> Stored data
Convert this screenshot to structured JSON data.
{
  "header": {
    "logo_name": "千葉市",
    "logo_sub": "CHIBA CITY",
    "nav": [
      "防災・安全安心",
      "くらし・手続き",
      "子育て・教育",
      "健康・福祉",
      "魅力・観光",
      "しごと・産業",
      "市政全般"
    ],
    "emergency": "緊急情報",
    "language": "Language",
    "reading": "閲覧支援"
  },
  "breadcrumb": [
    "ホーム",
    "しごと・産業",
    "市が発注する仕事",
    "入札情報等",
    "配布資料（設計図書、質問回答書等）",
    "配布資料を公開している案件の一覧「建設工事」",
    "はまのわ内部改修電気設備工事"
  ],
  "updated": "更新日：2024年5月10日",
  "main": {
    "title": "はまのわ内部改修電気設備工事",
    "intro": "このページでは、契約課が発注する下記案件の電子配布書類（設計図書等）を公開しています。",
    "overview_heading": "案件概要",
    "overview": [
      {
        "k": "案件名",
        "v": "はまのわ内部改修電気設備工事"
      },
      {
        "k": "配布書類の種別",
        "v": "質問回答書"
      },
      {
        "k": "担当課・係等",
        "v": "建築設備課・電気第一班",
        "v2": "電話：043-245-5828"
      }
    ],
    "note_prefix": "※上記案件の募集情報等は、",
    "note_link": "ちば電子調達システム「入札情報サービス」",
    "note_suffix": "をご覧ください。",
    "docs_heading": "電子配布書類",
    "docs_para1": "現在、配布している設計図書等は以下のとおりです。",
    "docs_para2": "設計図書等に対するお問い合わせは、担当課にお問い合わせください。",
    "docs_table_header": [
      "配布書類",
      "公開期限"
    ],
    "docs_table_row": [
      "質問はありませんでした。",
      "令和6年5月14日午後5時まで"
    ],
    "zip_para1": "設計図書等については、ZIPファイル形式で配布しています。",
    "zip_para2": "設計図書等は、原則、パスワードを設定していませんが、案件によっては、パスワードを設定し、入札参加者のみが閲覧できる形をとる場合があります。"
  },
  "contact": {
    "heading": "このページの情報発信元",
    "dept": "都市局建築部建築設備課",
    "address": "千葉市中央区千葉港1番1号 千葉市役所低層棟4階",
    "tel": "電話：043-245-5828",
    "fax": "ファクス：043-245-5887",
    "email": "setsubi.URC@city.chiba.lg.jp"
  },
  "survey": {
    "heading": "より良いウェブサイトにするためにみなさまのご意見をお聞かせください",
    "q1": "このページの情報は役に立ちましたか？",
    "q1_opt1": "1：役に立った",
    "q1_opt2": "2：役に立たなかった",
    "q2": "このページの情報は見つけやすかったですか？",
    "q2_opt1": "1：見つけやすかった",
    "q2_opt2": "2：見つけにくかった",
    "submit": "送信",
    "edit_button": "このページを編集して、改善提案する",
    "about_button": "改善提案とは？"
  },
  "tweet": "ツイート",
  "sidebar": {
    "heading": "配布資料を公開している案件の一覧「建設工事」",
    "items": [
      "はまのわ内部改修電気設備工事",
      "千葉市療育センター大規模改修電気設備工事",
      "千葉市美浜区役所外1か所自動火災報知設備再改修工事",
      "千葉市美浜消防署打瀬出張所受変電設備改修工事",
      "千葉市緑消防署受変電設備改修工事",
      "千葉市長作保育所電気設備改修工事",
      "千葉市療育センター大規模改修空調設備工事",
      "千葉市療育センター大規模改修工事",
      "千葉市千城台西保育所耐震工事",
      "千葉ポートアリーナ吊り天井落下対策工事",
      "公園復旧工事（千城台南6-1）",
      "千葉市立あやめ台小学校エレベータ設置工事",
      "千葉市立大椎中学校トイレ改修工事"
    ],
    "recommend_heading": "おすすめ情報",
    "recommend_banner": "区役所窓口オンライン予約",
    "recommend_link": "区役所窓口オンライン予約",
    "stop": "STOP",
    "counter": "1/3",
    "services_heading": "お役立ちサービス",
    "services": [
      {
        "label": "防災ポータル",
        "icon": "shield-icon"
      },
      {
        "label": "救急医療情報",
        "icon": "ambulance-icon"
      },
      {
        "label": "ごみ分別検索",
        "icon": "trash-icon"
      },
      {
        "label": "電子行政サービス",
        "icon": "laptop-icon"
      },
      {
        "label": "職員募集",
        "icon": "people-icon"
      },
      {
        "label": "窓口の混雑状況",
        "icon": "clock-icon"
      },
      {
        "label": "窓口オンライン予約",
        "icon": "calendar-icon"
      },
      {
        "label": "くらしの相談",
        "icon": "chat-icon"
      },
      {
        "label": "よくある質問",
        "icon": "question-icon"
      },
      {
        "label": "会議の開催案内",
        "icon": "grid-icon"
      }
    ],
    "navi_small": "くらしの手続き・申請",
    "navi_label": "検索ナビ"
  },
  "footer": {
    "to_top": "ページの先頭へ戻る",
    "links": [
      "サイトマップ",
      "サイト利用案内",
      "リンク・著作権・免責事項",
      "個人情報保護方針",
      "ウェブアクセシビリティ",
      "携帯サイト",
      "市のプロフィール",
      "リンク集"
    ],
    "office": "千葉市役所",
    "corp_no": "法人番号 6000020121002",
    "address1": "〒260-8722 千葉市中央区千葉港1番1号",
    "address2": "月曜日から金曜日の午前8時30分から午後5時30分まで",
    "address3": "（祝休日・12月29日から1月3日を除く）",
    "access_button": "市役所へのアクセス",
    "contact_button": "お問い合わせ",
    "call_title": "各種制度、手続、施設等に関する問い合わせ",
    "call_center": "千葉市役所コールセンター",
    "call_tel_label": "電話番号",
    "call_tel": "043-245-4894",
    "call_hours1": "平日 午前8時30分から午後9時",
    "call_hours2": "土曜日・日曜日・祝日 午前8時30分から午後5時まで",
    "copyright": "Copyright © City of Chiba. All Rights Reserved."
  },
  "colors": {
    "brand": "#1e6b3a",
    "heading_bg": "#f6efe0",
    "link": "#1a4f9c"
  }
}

> Task to carry out
Write out every line from the records above, word for word.

> Final answer
Convert this screenshot to structured JSON data.
{
  "header": {
    "logo_name": "千葉市",
    "logo_sub": "CHIBA CITY",
    "nav": [
      "防災・安全安心",
      "くらし・手続き",
      "子育て・教育",
      "健康・福祉",
      "魅力・観光",
      "しごと・産業",
      "市政全般"
    ],
    "emergency": "緊急情報",
    "language": "Language",
    "reading": "閲覧支援"
  },
  "breadcrumb": [
    "ホーム",
    "しごと・産業",
    "市が発注する仕事",
    "入札情報等",
    "配布資料（設計図書、質問回答書等）",
    "配布資料を公開している案件の一覧「建設工事」",
    "はまのわ内部改修電気設備工事"
  ],
  "updated": "更新日：2024年5月10日",
  "main": {
    "title": "はまのわ内部改修電気設備工事",
    "intro": "このページでは、契約課が発注する下記案件の電子配布書類（設計図書等）を公開しています。",
    "overview_heading": "案件概要",
    "overview": [
      {
        "k": "案件名",
        "v": "はまのわ内部改修電気設備工事"
      },
      {
        "k": "配布書類の種別",
        "v": "質問回答書"
      },
      {
        "k": "担当課・係等",
        "v": "建築設備課・電気第一班",
        "v2": "電話：043-245-5828"
      }
    ],
    "note_prefix": "※上記案件の募集情報等は、",
    "note_link": "ちば電子調達システム「入札情報サービス」",
    "note_suffix": "をご覧ください。",
    "docs_heading": "電子配布書類",
    "docs_para1": "現在、配布している設計図書等は以下のとおりです。",
    "docs_para2": "設計図書等に対するお問い合わせは、担当課にお問い合わせください。",
    "docs_table_header": [
      "配布書類",
      "公開期限"
    ],
    "docs_table_row": [
      "質問はありませんでした。",
      "令和6年5月14日午後5時まで"
    ],
    "zip_para1": "設計図書等については、ZIPファイル形式で配布しています。",
    "zip_para2": "設計図書等は、原則、パスワードを設定していませんが、案件によっては、パスワードを設定し、入札参加者のみが閲覧できる形をとる場合があります。"
  },
  "contact": {
    "heading": "このページの情報発信元",
    "dept": "都市局建築部建築設備課",
    "address": "千葉市中央区千葉港1番1号 千葉市役所低層棟4階",
    "tel": "電話：043-245-5828",
    "fax": "ファクス：043-245-5887",
    "email": "setsubi.URC@city.chiba.lg.jp"
  },
  "survey": {
    "heading": "より良いウェブサイトにするためにみなさまのご意見をお聞かせください",
    "q1": "このページの情報は役に立ちましたか？",
    "q1_opt1": "1：役に立った",
    "q1_opt2": "2：役に立たなかった",
    "q2": "このページの情報は見つけやすかったですか？",
    "q2_opt1": "1：見つけやすかった",
    "q2_opt2": "2：見つけにくかった",
    "submit": "送信",
    "edit_button": "このページを編集して、改善提案する",
    "about_button": "改善提案とは？"
  },
  "tweet": "ツイート",
  "sidebar": {
    "heading": "配布資料を公開している案件の一覧「建設工事」",
    "items": [
      "はまのわ内部改修電気設備工事",
      "千葉市療育センター大規模改修電気設備工事",
      "千葉市美浜区役所外1か所自動火災報知設備再改修工事",
      "千葉市美浜消防署打瀬出張所受変電設備改修工事",
      "千葉市緑消防署受変電設備改修工事",
      "千葉市長作保育所電気設備改修工事",
      "千葉市療育センター大規模改修空調設備工事",
      "千葉市療育センター大規模改修工事",
      "千葉市千城台西保育所耐震工事",
      "千葉ポートアリーナ吊り天井落下対策工事",
      "公園復旧工事（千城台南6-1）",
      "千葉市立あやめ台小学校エレベータ設置工事",
      "千葉市立大椎中学校トイレ改修工事"
    ],
    "recommend_heading": "おすすめ情報",
    "recommend_banner": "区役所窓口オンライン予約",
    "recommend_link": "区役所窓口オンライン予約",
    "stop": "STOP",
    "counter": "1/3",
    "services_heading": "お役立ちサービス",
    "services": [
      {
        "label": "防災ポータル",
        "icon": "shield-icon"
      },
      {
        "label": "救急医療情報",
        "icon": "ambulance-icon"
      },
      {
        "label": "ごみ分別検索",
        "icon": "trash-icon"
      },
      {
        "label": "電子行政サービス",
        "icon": "laptop-icon"
      },
      {
        "label": "職員募集",
        "icon": "people-icon"
      },
      {
        "label": "窓口の混雑状況",
        "icon": "clock-icon"
      },
      {
        "label": "窓口オンライン予約",
        "icon": "calendar-icon"
      },
      {
        "label": "くらしの相談",
        "icon": "chat-icon"
      },
      {
        "label": "よくある質問",
        "icon": "question-icon"
      },
      {
        "label": "会議の開催案内",
        "icon": "grid-icon"
      }
    ],
    "navi_small": "くらしの手続き・申請",
    "navi_label": "検索ナビ"
  },
  "footer": {
    "to_top": "ページの先頭へ戻る",
    "links": [
      "サイトマップ",
      "サイト利用案内",
      "リンク・著作権・免責事項",
      "個人情報保護方針",
      "ウェブアクセシビリティ",
      "携帯サイト",
      "市のプロフィール",
      "リンク集"
    ],
    "office": "千葉市役所",
    "corp_no": "法人番号 6000020121002",
    "address1": "〒260-8722 千葉市中央区千葉港1番1号",
    "address2": "月曜日から金曜日の午前8時30分から午後5時30分まで",
    "address3": "（祝休日・12月29日から1月3日を除く）",
    "access_button": "市役所へのアクセス",
    "contact_button": "お問い合わせ",
    "call_title": "各種制度、手続、施設等に関する問い合わせ",
    "call_center": "千葉市役所コールセンター",
    "call_tel_label": "電話番号",
    "call_tel": "043-245-4894",
    "call_hours1": "平日 午前8時30分から午後9時",
    "call_hours2": "土曜日・日曜日・祝日 午前8時30分から午後5時まで",
    "copyright": "Copyright © City of Chiba. All Rights Reserved."
  },
  "colors": {
    "brand": "#1e6b3a",
    "heading_bg": "#f6efe0",
    "link": "#1a4f9c"
  }
}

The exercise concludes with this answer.